Start of Data

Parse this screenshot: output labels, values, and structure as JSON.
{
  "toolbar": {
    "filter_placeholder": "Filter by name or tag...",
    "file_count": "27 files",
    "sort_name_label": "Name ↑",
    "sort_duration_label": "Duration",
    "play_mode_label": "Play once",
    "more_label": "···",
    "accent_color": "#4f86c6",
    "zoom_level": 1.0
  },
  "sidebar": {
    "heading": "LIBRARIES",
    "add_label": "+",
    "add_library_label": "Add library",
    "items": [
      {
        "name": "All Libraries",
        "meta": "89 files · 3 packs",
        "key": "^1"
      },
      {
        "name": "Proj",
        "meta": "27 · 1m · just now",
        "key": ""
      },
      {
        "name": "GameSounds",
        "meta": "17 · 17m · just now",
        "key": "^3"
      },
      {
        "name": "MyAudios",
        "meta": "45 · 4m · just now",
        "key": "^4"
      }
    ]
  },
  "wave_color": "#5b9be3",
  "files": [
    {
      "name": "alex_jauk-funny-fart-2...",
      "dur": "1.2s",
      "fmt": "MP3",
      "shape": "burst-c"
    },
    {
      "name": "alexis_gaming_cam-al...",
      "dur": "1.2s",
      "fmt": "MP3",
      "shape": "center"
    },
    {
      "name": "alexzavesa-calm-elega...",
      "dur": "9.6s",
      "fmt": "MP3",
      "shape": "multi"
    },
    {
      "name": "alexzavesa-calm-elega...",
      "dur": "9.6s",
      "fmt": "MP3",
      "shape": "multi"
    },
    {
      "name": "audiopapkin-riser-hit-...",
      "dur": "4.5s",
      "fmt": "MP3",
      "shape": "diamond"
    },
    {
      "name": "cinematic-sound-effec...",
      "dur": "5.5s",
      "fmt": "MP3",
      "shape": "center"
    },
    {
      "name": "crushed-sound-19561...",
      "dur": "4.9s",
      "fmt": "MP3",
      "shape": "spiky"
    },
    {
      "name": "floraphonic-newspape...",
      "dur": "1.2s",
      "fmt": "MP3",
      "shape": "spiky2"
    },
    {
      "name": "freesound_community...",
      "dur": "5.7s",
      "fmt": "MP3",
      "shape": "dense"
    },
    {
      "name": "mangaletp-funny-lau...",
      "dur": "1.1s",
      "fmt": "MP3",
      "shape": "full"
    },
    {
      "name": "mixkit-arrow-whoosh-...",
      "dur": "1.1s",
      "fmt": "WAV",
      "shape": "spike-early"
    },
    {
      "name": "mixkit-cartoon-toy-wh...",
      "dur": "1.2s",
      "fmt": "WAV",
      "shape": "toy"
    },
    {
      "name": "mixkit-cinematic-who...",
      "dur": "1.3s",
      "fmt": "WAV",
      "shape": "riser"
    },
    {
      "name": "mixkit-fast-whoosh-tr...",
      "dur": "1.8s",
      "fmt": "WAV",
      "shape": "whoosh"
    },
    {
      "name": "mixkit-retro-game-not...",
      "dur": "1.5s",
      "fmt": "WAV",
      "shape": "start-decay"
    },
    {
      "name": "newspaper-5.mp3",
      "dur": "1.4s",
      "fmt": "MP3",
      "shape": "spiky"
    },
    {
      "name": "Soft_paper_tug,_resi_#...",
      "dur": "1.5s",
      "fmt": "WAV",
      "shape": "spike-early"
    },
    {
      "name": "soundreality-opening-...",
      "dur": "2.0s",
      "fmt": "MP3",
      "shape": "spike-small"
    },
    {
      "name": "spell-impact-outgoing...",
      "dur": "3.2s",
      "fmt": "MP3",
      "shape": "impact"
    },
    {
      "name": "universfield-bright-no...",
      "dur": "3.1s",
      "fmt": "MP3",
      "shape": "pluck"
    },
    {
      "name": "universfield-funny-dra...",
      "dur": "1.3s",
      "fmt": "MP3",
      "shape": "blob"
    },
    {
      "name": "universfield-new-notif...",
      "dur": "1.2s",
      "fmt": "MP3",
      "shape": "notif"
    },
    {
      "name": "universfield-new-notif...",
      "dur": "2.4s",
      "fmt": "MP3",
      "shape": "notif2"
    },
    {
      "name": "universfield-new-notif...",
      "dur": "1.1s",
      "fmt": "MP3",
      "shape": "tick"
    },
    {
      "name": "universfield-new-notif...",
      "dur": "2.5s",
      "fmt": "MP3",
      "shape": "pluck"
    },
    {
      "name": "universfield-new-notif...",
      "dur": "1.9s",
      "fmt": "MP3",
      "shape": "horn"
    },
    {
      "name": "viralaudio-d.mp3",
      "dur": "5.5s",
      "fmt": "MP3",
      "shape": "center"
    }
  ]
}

End of Data

Only a number is wanted: how many lines of the material include the word "just".

3